**WRITTEN INSTRUCTION:** Give the number of lines that include the word "text", nothing more.

Dataset items:
──────────────────────────────

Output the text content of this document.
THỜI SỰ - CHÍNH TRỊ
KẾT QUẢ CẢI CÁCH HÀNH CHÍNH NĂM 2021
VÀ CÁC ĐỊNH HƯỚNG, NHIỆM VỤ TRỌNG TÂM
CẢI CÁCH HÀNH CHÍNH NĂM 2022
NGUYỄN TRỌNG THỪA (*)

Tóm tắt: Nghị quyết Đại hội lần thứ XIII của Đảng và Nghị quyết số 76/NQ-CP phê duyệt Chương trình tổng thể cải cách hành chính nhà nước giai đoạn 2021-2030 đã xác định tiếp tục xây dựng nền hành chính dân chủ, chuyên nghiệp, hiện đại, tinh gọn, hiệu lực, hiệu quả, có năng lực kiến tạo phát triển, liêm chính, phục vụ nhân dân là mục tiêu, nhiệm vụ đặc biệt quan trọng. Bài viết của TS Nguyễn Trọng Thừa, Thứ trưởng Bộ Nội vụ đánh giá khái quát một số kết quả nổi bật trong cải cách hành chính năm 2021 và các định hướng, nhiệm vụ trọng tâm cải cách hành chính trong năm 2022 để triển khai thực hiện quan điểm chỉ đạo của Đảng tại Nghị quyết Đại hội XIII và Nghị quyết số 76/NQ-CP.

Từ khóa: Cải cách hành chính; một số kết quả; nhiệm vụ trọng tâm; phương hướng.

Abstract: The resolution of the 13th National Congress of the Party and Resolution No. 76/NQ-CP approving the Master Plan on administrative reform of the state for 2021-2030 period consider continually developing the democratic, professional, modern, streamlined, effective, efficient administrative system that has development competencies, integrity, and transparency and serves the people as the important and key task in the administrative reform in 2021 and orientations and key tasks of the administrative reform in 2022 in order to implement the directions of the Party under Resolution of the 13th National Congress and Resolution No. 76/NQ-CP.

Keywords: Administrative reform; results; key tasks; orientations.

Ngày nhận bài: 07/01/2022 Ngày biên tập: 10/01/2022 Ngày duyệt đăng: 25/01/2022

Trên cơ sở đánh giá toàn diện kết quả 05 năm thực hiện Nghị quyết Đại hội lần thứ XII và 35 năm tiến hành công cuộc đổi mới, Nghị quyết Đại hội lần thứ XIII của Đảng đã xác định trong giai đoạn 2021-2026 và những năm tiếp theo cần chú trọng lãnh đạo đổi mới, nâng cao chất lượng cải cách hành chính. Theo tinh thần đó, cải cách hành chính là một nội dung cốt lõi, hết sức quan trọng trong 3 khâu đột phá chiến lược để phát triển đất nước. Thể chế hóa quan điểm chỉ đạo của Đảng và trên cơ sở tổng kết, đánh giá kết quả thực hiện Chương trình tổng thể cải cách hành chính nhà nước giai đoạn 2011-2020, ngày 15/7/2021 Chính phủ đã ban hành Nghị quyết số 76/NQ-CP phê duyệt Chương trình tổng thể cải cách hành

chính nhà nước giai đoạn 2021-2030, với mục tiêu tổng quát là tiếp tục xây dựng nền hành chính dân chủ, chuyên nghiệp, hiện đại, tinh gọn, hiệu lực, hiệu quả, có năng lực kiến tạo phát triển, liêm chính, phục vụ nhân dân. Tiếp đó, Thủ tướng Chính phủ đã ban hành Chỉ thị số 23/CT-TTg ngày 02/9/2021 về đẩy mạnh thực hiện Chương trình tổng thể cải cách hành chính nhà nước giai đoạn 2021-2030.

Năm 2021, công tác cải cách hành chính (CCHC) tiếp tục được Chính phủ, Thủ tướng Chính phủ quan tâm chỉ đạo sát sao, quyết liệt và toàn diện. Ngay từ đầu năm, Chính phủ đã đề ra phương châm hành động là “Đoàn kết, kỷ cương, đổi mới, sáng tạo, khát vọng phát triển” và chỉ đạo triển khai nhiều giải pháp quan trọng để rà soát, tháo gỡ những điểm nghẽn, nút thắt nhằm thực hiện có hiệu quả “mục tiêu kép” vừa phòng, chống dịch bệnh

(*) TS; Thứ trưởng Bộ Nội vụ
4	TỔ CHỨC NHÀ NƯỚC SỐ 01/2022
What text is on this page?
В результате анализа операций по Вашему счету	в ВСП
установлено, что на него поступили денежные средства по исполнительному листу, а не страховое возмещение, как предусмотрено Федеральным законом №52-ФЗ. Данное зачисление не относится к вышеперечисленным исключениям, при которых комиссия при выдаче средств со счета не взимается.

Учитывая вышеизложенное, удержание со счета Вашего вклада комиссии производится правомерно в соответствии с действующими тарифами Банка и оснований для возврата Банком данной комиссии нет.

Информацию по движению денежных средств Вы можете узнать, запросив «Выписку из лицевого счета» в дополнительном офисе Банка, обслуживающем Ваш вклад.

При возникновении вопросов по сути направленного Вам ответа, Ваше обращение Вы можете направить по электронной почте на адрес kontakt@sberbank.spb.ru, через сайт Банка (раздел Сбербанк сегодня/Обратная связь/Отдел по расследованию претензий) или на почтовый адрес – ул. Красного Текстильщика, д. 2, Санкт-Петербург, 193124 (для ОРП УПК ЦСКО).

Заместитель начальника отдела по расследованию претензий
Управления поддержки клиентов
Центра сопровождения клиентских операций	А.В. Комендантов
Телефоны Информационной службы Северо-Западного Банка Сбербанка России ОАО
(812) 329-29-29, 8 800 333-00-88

──────────────────────────────

**EXERCISE ANSWER:** 2